[Task requirements] Each line that holds the word "content" should be returned.

Records that describe figures:
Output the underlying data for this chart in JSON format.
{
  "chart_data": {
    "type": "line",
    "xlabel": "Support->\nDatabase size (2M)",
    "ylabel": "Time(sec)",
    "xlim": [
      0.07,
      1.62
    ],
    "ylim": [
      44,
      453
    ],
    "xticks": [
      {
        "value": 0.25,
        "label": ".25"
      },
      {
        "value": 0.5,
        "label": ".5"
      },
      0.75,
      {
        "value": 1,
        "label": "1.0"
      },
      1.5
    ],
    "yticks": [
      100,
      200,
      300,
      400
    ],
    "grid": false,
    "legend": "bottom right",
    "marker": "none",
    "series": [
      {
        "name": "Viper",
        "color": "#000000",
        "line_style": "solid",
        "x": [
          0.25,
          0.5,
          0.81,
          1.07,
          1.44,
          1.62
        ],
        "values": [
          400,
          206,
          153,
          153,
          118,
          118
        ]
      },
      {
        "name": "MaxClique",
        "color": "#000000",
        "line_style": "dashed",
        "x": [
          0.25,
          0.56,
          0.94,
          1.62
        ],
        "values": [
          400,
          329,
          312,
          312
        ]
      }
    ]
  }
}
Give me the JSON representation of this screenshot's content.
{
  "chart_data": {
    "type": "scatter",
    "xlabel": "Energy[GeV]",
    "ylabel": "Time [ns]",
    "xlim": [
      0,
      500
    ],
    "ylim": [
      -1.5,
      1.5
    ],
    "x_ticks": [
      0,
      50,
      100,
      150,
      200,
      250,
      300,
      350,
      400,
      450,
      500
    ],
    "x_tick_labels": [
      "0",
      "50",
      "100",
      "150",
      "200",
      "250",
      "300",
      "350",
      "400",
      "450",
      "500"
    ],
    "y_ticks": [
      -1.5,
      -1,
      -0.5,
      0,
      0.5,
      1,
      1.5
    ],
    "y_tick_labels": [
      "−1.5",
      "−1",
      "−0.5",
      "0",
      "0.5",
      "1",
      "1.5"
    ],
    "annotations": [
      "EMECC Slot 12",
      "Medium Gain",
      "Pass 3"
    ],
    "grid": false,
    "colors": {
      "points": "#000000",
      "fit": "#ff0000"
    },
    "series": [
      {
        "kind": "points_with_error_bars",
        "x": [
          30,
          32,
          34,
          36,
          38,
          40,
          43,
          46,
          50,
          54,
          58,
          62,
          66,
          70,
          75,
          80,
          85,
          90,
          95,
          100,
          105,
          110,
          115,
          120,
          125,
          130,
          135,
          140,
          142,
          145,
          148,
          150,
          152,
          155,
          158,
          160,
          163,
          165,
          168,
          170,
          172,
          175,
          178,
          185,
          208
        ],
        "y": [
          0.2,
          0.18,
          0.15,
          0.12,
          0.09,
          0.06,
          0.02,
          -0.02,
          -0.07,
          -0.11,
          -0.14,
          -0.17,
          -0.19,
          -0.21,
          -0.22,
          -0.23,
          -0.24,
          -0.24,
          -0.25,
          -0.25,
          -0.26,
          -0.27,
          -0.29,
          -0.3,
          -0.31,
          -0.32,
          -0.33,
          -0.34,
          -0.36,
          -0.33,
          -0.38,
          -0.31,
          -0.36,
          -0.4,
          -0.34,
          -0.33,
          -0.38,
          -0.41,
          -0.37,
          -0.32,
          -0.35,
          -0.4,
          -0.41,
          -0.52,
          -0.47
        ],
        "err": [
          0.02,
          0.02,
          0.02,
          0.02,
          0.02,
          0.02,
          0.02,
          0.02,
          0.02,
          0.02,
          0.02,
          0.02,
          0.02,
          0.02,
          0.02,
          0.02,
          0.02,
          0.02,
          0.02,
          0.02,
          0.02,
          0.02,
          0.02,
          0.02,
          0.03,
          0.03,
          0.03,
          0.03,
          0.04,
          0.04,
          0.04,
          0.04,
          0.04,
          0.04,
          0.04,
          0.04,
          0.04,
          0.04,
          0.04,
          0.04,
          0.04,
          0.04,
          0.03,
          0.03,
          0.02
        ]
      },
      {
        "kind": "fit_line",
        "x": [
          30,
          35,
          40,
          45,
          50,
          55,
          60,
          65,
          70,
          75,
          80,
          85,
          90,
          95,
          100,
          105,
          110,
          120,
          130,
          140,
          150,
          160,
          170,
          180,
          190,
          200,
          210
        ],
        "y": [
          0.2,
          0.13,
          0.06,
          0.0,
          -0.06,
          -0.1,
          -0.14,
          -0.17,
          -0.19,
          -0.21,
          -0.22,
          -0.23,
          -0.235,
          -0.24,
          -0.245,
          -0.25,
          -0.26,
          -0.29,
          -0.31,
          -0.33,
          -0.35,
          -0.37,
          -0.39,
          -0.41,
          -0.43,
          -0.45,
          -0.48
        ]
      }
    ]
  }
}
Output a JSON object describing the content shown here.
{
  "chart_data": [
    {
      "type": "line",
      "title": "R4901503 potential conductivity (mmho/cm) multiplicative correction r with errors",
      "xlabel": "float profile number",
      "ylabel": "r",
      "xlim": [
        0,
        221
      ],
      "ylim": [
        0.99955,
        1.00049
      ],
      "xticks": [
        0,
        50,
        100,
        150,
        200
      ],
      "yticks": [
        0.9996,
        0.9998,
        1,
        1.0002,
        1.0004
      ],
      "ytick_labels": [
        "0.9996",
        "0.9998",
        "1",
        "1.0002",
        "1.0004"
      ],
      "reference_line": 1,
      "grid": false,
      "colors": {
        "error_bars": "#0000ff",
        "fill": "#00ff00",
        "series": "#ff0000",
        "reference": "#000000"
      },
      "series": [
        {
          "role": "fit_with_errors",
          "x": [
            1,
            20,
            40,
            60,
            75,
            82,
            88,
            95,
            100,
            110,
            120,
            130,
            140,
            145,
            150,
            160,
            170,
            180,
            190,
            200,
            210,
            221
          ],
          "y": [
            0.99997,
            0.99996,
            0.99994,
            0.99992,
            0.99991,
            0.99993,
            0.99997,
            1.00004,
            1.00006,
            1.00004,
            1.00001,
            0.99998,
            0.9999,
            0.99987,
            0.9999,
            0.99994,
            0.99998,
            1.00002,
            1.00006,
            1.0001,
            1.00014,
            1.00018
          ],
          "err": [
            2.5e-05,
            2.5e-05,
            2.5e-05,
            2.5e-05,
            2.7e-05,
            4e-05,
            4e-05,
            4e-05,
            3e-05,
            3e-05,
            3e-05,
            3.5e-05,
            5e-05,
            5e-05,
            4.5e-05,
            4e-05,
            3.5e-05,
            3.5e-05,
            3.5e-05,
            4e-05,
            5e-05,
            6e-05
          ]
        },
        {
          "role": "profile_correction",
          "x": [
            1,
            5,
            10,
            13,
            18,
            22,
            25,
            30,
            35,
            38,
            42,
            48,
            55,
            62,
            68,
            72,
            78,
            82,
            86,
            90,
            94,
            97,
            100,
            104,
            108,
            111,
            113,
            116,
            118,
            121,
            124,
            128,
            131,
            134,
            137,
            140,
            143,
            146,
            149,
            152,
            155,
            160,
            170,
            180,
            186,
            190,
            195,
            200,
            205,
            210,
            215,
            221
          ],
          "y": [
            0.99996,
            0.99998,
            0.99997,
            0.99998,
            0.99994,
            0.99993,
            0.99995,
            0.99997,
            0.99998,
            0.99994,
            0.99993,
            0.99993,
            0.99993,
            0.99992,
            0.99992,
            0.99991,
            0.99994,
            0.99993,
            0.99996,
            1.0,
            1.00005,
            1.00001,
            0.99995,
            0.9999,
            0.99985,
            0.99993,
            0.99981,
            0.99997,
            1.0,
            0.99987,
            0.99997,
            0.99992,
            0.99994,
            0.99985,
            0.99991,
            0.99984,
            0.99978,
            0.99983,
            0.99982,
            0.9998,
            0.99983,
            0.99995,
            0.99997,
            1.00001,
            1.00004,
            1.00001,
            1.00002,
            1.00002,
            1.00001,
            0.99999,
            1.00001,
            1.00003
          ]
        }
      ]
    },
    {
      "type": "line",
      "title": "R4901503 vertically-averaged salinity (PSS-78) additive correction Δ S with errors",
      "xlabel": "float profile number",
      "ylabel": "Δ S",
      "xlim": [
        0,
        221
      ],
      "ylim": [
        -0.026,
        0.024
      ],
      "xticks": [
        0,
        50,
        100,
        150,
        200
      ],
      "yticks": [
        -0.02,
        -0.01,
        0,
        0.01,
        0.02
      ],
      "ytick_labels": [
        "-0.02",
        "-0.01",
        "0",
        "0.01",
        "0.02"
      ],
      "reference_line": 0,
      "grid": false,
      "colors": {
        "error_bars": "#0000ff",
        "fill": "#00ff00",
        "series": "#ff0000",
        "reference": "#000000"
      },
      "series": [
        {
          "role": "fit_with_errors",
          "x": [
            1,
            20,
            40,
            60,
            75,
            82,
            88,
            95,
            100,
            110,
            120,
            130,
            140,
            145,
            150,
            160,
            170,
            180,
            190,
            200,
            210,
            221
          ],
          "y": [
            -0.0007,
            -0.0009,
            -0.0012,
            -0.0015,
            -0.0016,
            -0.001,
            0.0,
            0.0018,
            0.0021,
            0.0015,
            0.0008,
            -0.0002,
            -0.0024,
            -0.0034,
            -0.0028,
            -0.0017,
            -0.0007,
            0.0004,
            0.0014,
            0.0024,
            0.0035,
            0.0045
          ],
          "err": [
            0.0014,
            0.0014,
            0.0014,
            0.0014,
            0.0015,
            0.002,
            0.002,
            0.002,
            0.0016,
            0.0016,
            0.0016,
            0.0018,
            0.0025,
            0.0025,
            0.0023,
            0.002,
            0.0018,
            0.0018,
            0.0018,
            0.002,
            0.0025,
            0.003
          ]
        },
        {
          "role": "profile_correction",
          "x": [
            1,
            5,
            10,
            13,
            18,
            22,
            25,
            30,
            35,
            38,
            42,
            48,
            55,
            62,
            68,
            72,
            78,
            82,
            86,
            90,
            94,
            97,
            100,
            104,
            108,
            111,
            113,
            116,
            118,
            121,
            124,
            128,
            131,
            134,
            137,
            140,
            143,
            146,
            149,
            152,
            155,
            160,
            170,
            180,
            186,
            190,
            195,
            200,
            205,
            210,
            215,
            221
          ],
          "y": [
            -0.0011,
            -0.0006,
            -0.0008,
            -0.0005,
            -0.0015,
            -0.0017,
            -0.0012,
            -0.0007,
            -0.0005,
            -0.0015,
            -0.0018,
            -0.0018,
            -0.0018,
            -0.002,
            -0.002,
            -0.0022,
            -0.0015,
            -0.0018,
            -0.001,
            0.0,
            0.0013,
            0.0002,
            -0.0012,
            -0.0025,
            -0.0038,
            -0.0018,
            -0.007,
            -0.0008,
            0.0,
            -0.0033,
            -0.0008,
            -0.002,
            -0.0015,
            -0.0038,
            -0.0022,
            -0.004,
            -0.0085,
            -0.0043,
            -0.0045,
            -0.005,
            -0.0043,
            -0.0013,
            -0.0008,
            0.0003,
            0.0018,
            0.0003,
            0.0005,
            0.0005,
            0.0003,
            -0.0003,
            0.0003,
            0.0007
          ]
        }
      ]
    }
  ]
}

[Output of the task]
Give me the JSON representation of this screenshot's content.
Output a JSON object describing the content shown here.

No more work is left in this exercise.